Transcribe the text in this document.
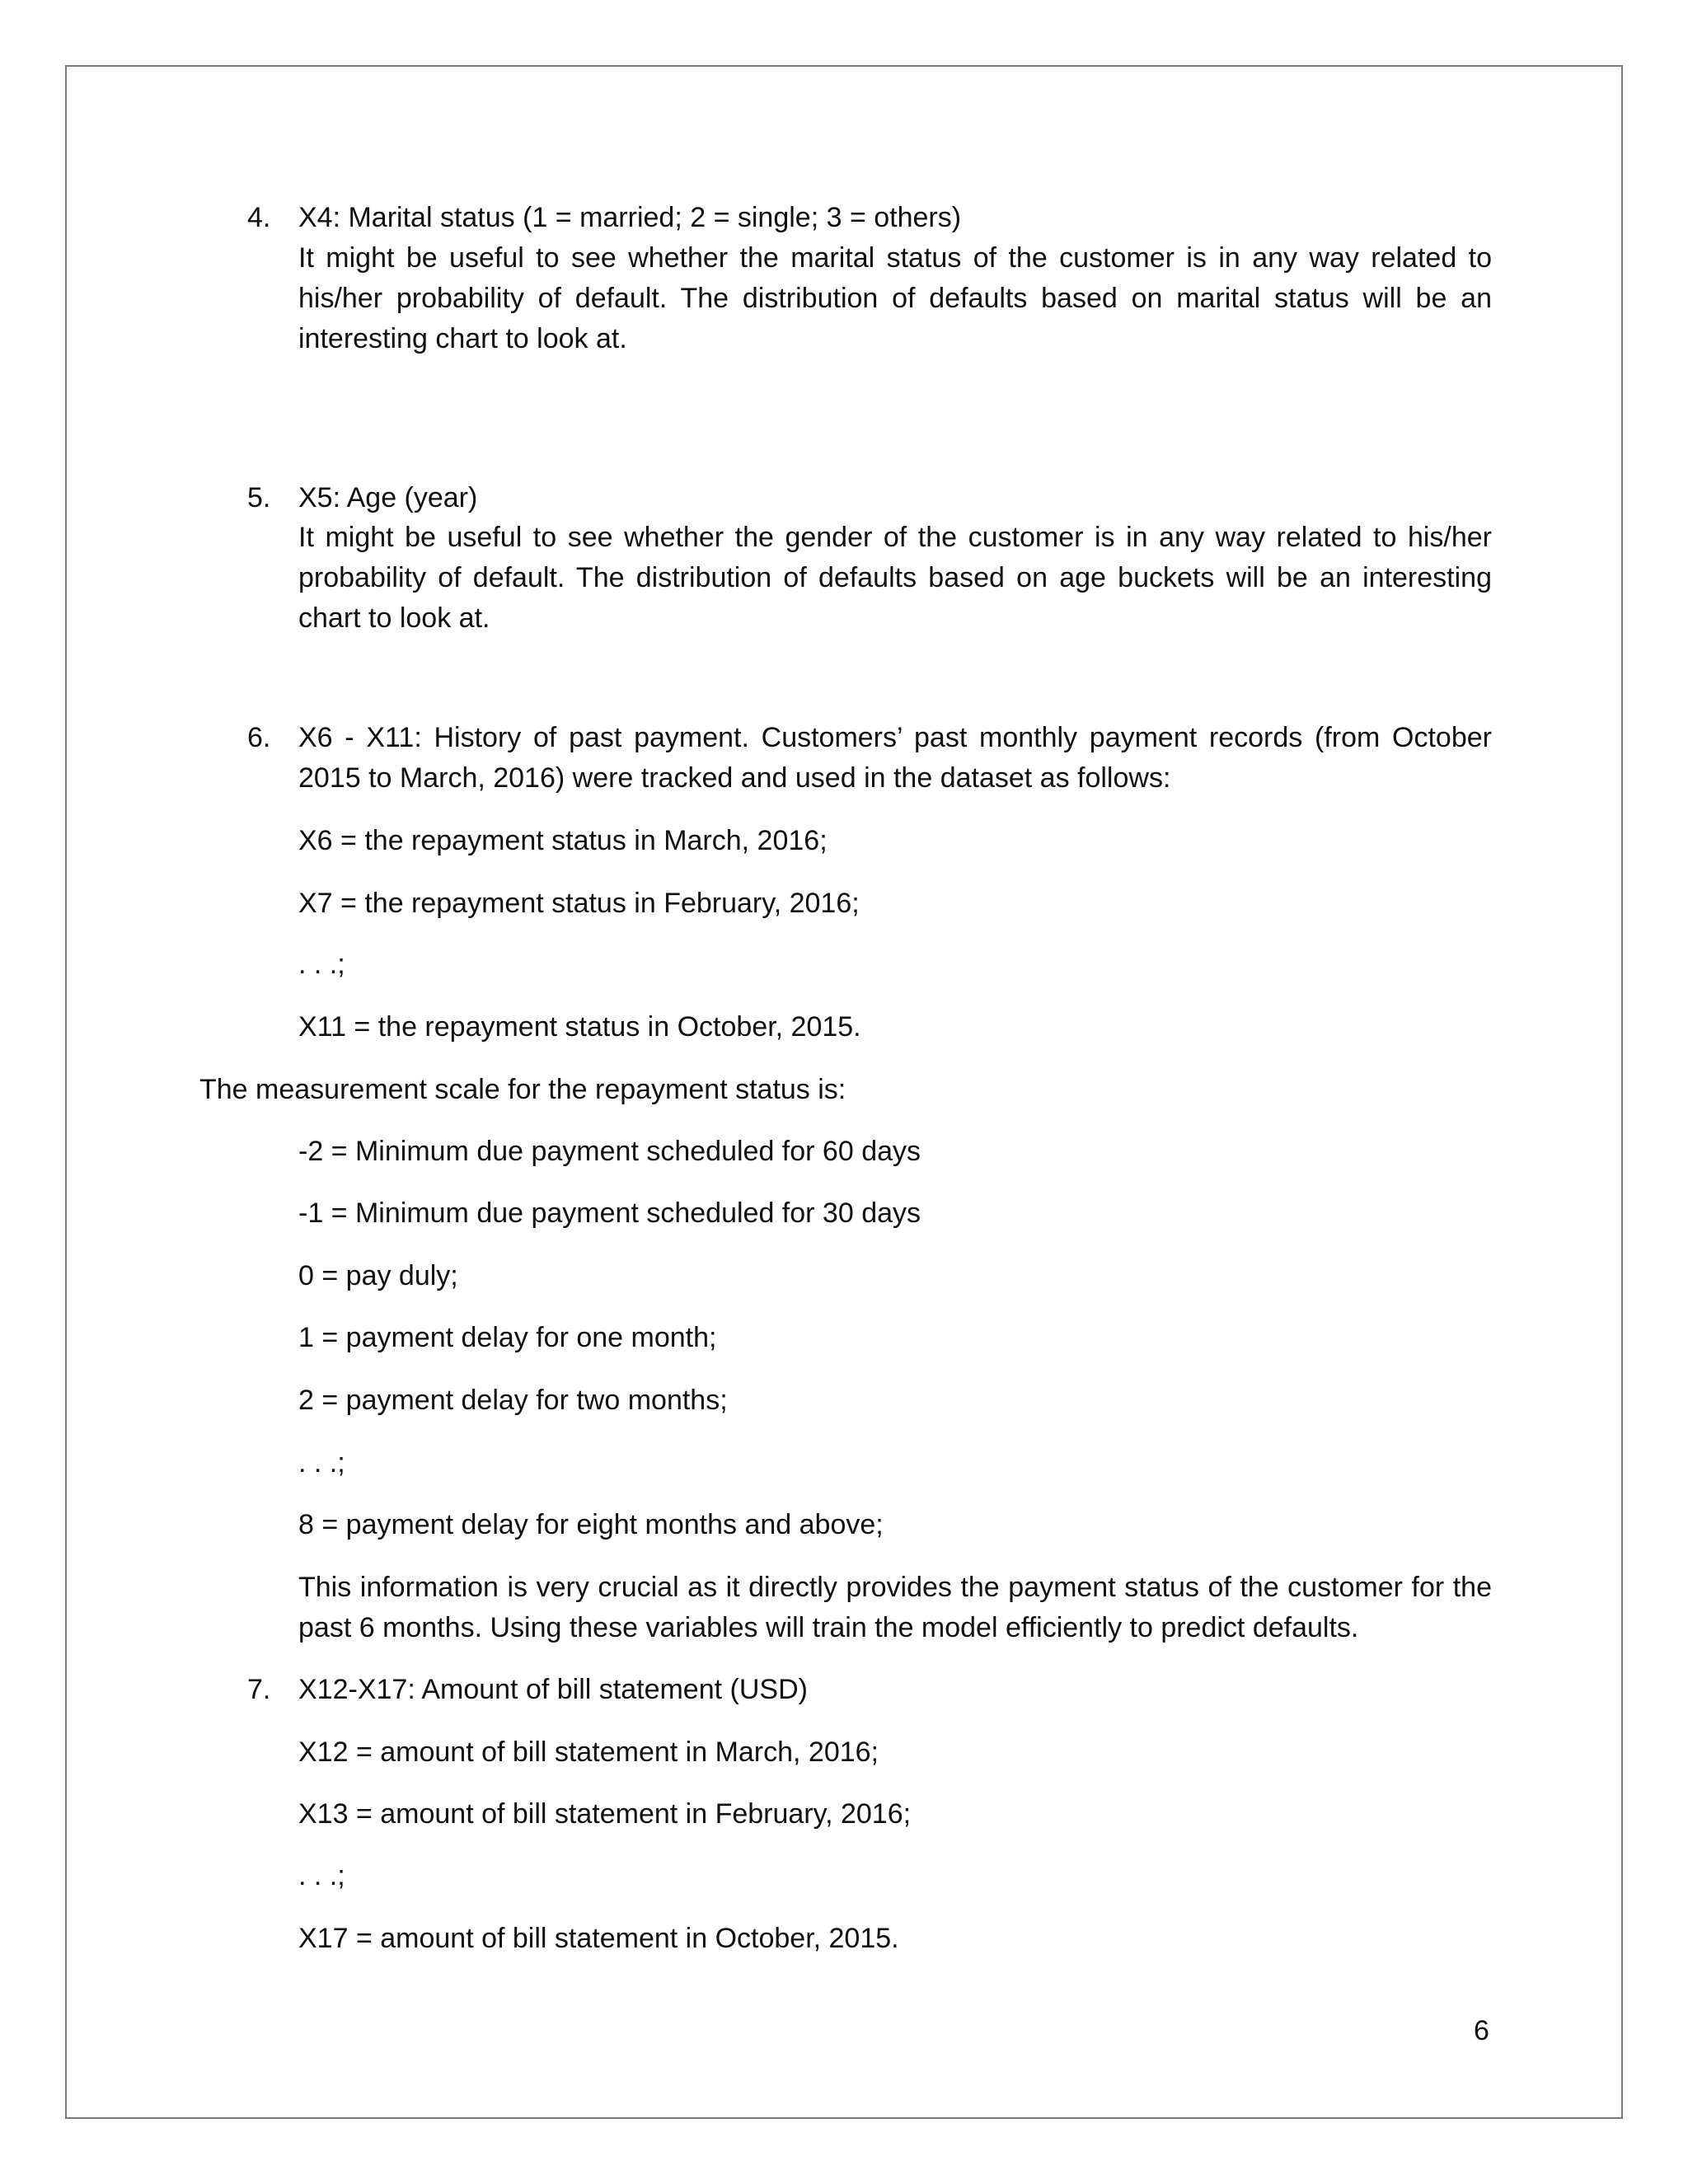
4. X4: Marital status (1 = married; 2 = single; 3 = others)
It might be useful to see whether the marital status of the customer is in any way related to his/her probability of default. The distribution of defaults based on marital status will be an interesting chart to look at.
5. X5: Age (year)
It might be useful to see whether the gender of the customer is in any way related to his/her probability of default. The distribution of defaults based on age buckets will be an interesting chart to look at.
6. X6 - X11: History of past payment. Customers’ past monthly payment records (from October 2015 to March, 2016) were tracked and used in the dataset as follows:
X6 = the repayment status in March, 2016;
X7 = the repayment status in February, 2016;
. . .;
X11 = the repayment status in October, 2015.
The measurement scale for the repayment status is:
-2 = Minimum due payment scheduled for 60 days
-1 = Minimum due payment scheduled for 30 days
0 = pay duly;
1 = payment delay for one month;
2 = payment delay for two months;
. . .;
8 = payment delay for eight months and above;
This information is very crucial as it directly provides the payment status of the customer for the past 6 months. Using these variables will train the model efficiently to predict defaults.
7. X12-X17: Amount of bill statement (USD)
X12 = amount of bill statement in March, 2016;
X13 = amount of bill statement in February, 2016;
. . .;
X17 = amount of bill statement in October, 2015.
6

****************

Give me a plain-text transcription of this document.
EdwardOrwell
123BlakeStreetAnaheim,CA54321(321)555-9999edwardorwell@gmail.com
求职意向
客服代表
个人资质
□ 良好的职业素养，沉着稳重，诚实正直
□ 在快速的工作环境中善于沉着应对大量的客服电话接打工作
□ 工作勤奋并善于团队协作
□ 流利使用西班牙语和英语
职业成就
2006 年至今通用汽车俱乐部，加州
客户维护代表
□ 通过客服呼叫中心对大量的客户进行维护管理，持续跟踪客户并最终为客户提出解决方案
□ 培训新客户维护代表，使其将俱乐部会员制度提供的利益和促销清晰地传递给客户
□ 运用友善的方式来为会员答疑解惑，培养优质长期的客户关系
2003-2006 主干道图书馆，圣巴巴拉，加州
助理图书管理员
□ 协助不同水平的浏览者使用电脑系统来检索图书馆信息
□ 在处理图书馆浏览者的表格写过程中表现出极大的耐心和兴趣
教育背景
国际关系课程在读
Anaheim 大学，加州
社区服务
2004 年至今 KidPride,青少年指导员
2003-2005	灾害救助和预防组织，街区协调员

****************

Find every line in the records that contains the word "might"; copy those lines.

It might be useful to see whether the marital status of the customer is in any way related to his/her probability of default. The distribution of defaults based on marital status will be an interesting chart to look at.
It might be useful to see whether the gender of the customer is in any way related to his/her probability of default. The distribution of defaults based on age buckets will be an interesting chart to look at.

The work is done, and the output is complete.